#### [OBJECTIVE]
Transcribe every line exactly. Leave the pictures behind.

#### [DATA TO PROCESS]

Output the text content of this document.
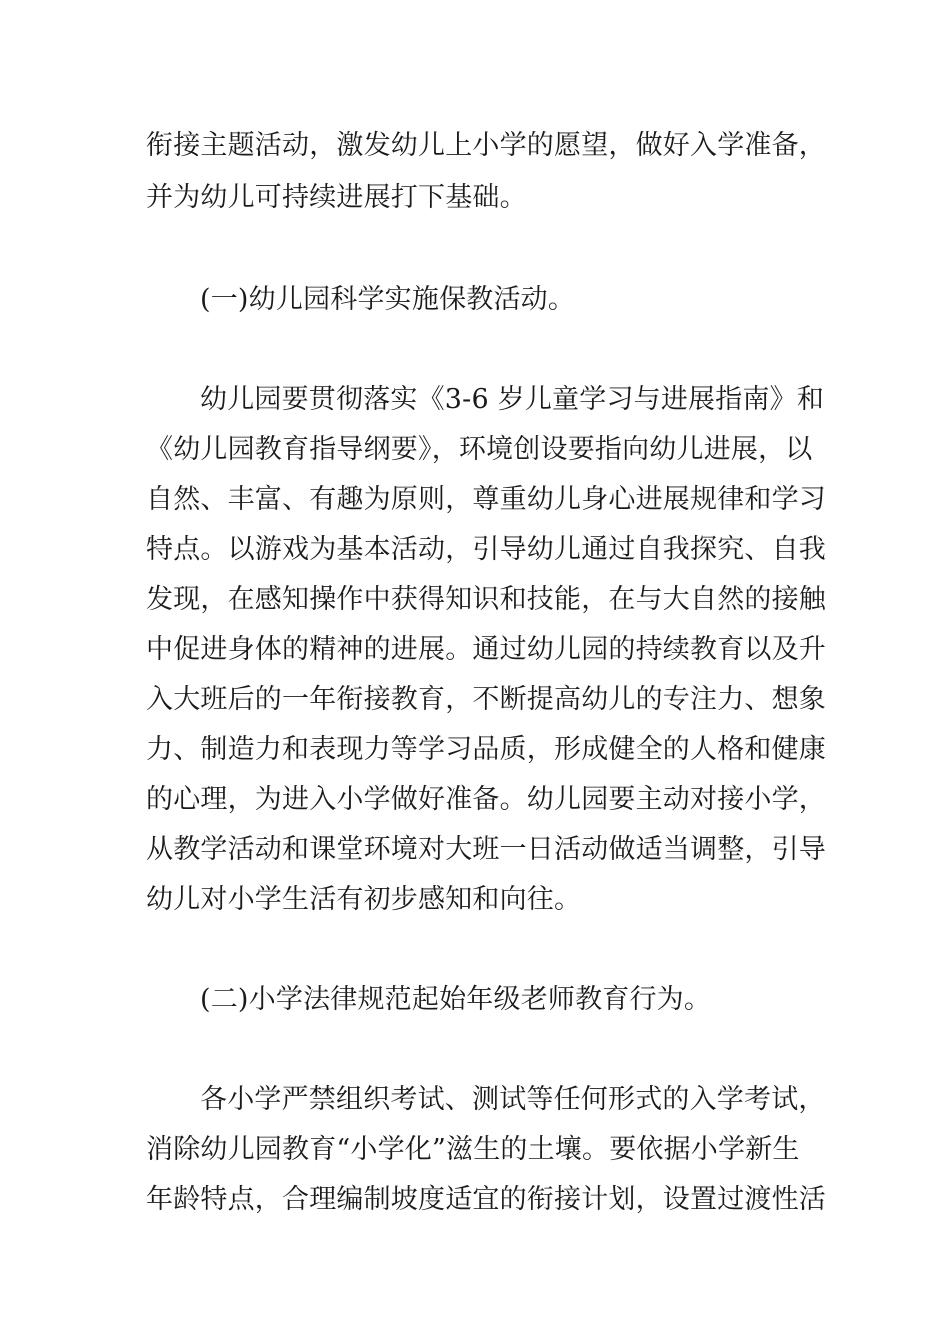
衔接主题活动，激发幼儿上小学的愿望，做好入学准备，

并为幼儿可持续进展打下基础。

(一)幼儿园科学实施保教活动。

幼儿园要贯彻落实《3-6 岁儿童学习与进展指南》和

《幼儿园教育指导纲要》，环境创设要指向幼儿进展，以

自然、丰富、有趣为原则，尊重幼儿身心进展规律和学习

特点。以游戏为基本活动，引导幼儿通过自我探究、自我

发现，在感知操作中获得知识和技能，在与大自然的接触

中促进身体的精神的进展。通过幼儿园的持续教育以及升

入大班后的一年衔接教育，不断提高幼儿的专注力、想象

力、制造力和表现力等学习品质，形成健全的人格和健康

的心理，为进入小学做好准备。幼儿园要主动对接小学，

从教学活动和课堂环境对大班一日活动做适当调整，引导

幼儿对小学生活有初步感知和向往。

(二)小学法律规范起始年级老师教育行为。

各小学严禁组织考试、测试等任何形式的入学考试，

消除幼儿园教育“小学化”滋生的土壤。要依据小学新生

年龄特点，合理编制坡度适宜的衔接计划，设置过渡性活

#### [COMPLETE RESPONSE]
Output the text content of this document.
衔接主题活动，激发幼儿上小学的愿望，做好入学准备，

并为幼儿可持续进展打下基础。

(一)幼儿园科学实施保教活动。

幼儿园要贯彻落实《3-6 岁儿童学习与进展指南》和

《幼儿园教育指导纲要》，环境创设要指向幼儿进展，以

自然、丰富、有趣为原则，尊重幼儿身心进展规律和学习

特点。以游戏为基本活动，引导幼儿通过自我探究、自我

发现，在感知操作中获得知识和技能，在与大自然的接触

中促进身体的精神的进展。通过幼儿园的持续教育以及升

入大班后的一年衔接教育，不断提高幼儿的专注力、想象

力、制造力和表现力等学习品质，形成健全的人格和健康

的心理，为进入小学做好准备。幼儿园要主动对接小学，

从教学活动和课堂环境对大班一日活动做适当调整，引导

幼儿对小学生活有初步感知和向往。

(二)小学法律规范起始年级老师教育行为。

各小学严禁组织考试、测试等任何形式的入学考试，

消除幼儿园教育“小学化”滋生的土壤。要依据小学新生

年龄特点，合理编制坡度适宜的衔接计划，设置过渡性活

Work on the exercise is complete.